▶ [SHORT PROBLEM]: Make an exact copy of the records, dropping all pictures.

▶ [PROVIDED INFORMATION]:
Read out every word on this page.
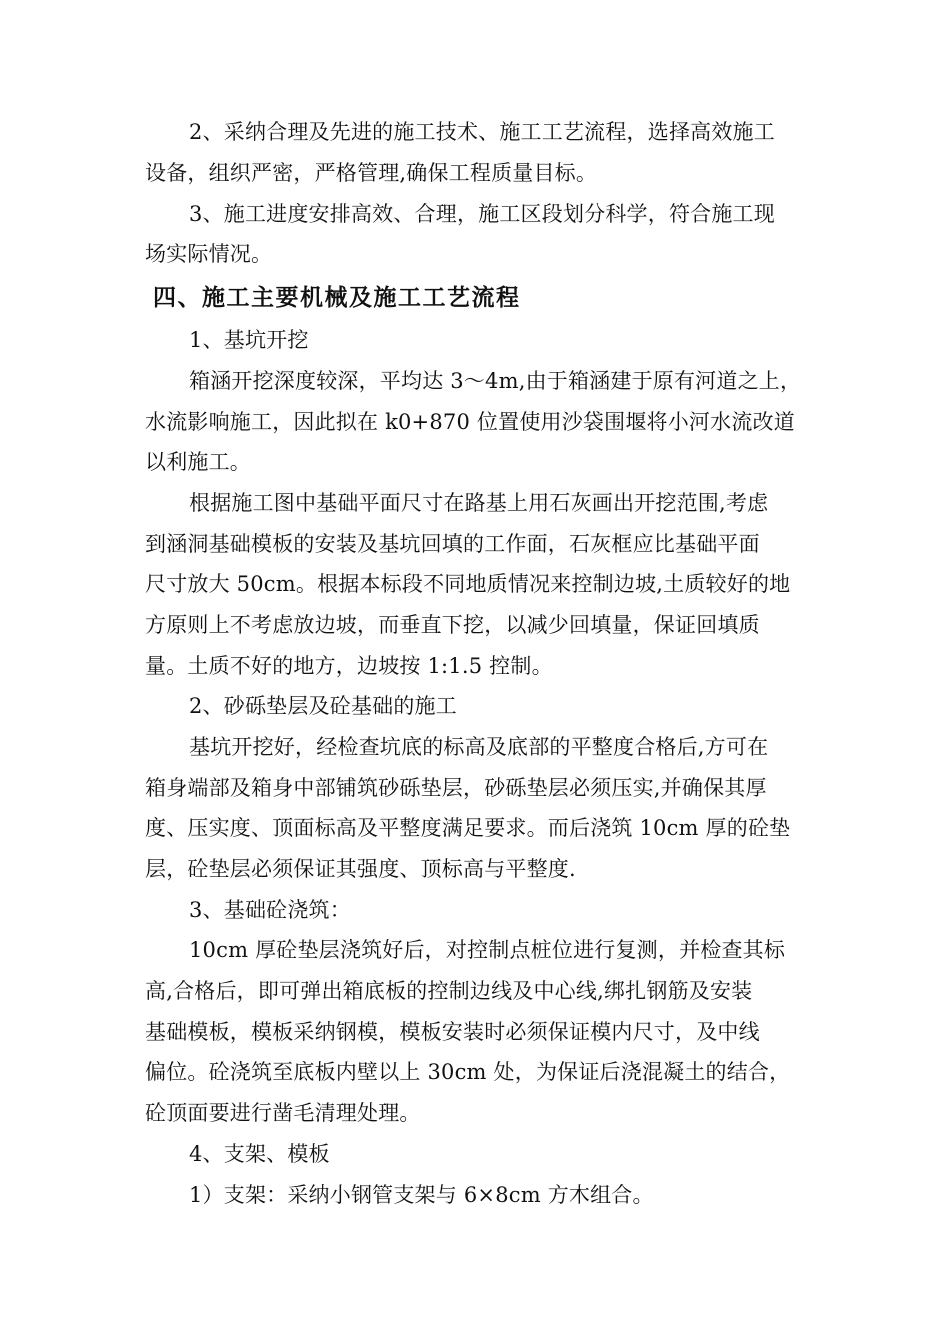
2、采纳合理及先进的施工技术、施工工艺流程，选择高效施工
设备，组织严密，严格管理,确保工程质量目标。
3、施工进度安排高效、合理，施工区段划分科学，符合施工现
场实际情况。
四、施工主要机械及施工工艺流程
1、基坑开挖
箱涵开挖深度较深，平均达 3～4m,由于箱涵建于原有河道之上，
水流影响施工，因此拟在 k0+870 位置使用沙袋围堰将小河水流改道
以利施工。
根据施工图中基础平面尺寸在路基上用石灰画出开挖范围,考虑
到涵洞基础模板的安装及基坑回填的工作面，石灰框应比基础平面
尺寸放大 50cm。根据本标段不同地质情况来控制边坡,土质较好的地
方原则上不考虑放边坡，而垂直下挖，以减少回填量，保证回填质
量。土质不好的地方，边坡按 1:1.5 控制。
2、砂砾垫层及砼基础的施工
基坑开挖好，经检查坑底的标高及底部的平整度合格后,方可在
箱身端部及箱身中部铺筑砂砾垫层，砂砾垫层必须压实,并确保其厚
度、压实度、顶面标高及平整度满足要求。而后浇筑 10cm 厚的砼垫
层，砼垫层必须保证其强度、顶标高与平整度.
3、基础砼浇筑：
10cm 厚砼垫层浇筑好后，对控制点桩位进行复测，并检查其标
高,合格后，即可弹出箱底板的控制边线及中心线,绑扎钢筋及安装
基础模板，模板采纳钢模，模板安装时必须保证模内尺寸，及中线
偏位。砼浇筑至底板内壁以上 30cm 处，为保证后浇混凝土的结合，
砼顶面要进行凿毛清理处理。
4、支架、模板
1）支架：采纳小钢管支架与 6×8cm 方木组合。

▶ [SOLUTION]:
Read out every word on this page.
2、采纳合理及先进的施工技术、施工工艺流程，选择高效施工
设备，组织严密，严格管理,确保工程质量目标。
3、施工进度安排高效、合理，施工区段划分科学，符合施工现
场实际情况。
四、施工主要机械及施工工艺流程
1、基坑开挖
箱涵开挖深度较深，平均达 3～4m,由于箱涵建于原有河道之上，
水流影响施工，因此拟在 k0+870 位置使用沙袋围堰将小河水流改道
以利施工。
根据施工图中基础平面尺寸在路基上用石灰画出开挖范围,考虑
到涵洞基础模板的安装及基坑回填的工作面，石灰框应比基础平面
尺寸放大 50cm。根据本标段不同地质情况来控制边坡,土质较好的地
方原则上不考虑放边坡，而垂直下挖，以减少回填量，保证回填质
量。土质不好的地方，边坡按 1:1.5 控制。
2、砂砾垫层及砼基础的施工
基坑开挖好，经检查坑底的标高及底部的平整度合格后,方可在
箱身端部及箱身中部铺筑砂砾垫层，砂砾垫层必须压实,并确保其厚
度、压实度、顶面标高及平整度满足要求。而后浇筑 10cm 厚的砼垫
层，砼垫层必须保证其强度、顶标高与平整度.
3、基础砼浇筑：
10cm 厚砼垫层浇筑好后，对控制点桩位进行复测，并检查其标
高,合格后，即可弹出箱底板的控制边线及中心线,绑扎钢筋及安装
基础模板，模板采纳钢模，模板安装时必须保证模内尺寸，及中线
偏位。砼浇筑至底板内壁以上 30cm 处，为保证后浇混凝土的结合，
砼顶面要进行凿毛清理处理。
4、支架、模板
1）支架：采纳小钢管支架与 6×8cm 方木组合。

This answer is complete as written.